> **Material provided**:
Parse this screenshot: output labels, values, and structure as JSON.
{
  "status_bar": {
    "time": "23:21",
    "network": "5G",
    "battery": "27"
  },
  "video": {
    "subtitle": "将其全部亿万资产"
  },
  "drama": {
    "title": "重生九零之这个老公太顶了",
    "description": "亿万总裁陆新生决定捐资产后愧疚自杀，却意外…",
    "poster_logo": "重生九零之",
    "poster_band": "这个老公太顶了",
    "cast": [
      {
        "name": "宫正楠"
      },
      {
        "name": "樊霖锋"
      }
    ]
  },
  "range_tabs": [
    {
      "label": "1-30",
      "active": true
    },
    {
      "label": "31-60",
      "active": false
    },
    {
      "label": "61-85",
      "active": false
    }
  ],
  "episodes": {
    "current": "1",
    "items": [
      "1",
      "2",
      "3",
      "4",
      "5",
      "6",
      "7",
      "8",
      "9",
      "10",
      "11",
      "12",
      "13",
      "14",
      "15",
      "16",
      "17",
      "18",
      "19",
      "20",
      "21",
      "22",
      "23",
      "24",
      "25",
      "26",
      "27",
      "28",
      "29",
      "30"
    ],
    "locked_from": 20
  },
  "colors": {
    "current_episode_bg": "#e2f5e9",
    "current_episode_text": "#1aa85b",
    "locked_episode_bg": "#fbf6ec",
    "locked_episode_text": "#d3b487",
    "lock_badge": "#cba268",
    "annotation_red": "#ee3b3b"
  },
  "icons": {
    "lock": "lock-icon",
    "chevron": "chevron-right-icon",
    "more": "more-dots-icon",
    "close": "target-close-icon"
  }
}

> **Short exercise**:
Take the listing above and set it down exactly.

> **Complete output**:
Parse this screenshot: output labels, values, and structure as JSON.
{
  "status_bar": {
    "time": "23:21",
    "network": "5G",
    "battery": "27"
  },
  "video": {
    "subtitle": "将其全部亿万资产"
  },
  "drama": {
    "title": "重生九零之这个老公太顶了",
    "description": "亿万总裁陆新生决定捐资产后愧疚自杀，却意外…",
    "poster_logo": "重生九零之",
    "poster_band": "这个老公太顶了",
    "cast": [
      {
        "name": "宫正楠"
      },
      {
        "name": "樊霖锋"
      }
    ]
  },
  "range_tabs": [
    {
      "label": "1-30",
      "active": true
    },
    {
      "label": "31-60",
      "active": false
    },
    {
      "label": "61-85",
      "active": false
    }
  ],
  "episodes": {
    "current": "1",
    "items": [
      "1",
      "2",
      "3",
      "4",
      "5",
      "6",
      "7",
      "8",
      "9",
      "10",
      "11",
      "12",
      "13",
      "14",
      "15",
      "16",
      "17",
      "18",
      "19",
      "20",
      "21",
      "22",
      "23",
      "24",
      "25",
      "26",
      "27",
      "28",
      "29",
      "30"
    ],
    "locked_from": 20
  },
  "colors": {
    "current_episode_bg": "#e2f5e9",
    "current_episode_text": "#1aa85b",
    "locked_episode_bg": "#fbf6ec",
    "locked_episode_text": "#d3b487",
    "lock_badge": "#cba268",
    "annotation_red": "#ee3b3b"
  },
  "icons": {
    "lock": "lock-icon",
    "chevron": "chevron-right-icon",
    "more": "more-dots-icon",
    "close": "target-close-icon"
  }
}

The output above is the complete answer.